* TASK PROMPT: Below are the records. List every line holding the word "help".

*** DATA TO USE ***

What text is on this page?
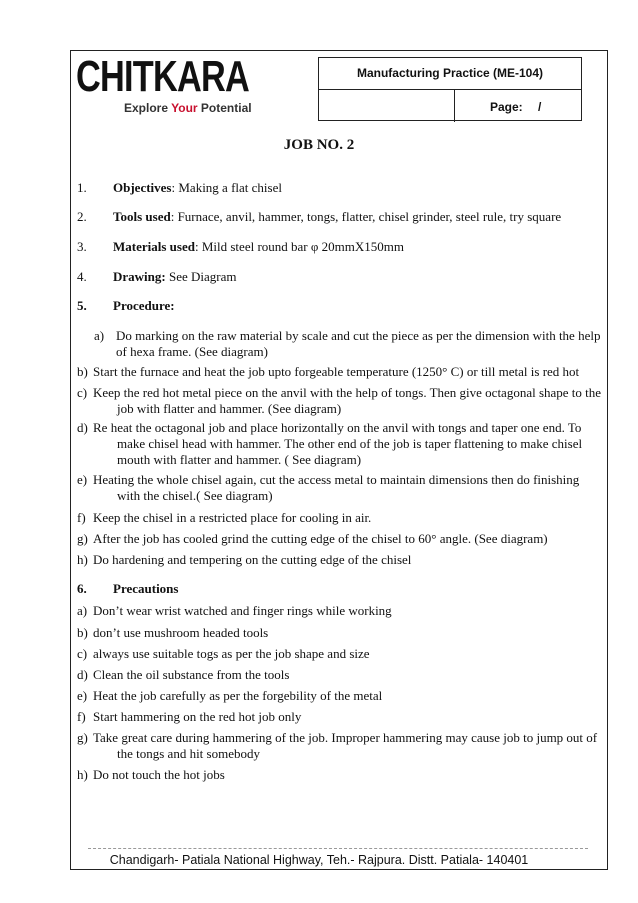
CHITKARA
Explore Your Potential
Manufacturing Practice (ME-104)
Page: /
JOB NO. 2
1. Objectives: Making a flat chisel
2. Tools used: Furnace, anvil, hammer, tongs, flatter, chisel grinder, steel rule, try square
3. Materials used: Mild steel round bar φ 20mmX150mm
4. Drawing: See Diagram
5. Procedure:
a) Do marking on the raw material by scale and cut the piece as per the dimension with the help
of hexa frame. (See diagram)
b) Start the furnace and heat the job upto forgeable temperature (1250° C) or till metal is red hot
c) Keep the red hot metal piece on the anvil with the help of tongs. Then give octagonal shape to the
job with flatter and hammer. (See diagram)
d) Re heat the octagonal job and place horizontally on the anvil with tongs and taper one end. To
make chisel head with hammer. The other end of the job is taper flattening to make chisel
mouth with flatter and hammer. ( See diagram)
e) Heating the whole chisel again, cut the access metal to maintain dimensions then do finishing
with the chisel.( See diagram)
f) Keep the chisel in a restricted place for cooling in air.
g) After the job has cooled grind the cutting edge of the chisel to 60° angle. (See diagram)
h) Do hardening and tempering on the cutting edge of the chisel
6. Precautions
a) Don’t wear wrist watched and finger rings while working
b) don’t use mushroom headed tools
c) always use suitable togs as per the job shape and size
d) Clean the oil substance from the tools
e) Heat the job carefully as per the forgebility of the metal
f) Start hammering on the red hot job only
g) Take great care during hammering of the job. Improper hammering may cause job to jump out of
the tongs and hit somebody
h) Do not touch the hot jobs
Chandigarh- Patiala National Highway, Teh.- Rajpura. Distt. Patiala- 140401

***

* OUTPUT FOR THIS EXERCISE:
a) Do marking on the raw material by scale and cut the piece as per the dimension with the help
c) Keep the red hot metal piece on the anvil with the help of tongs. Then give octagonal shape to the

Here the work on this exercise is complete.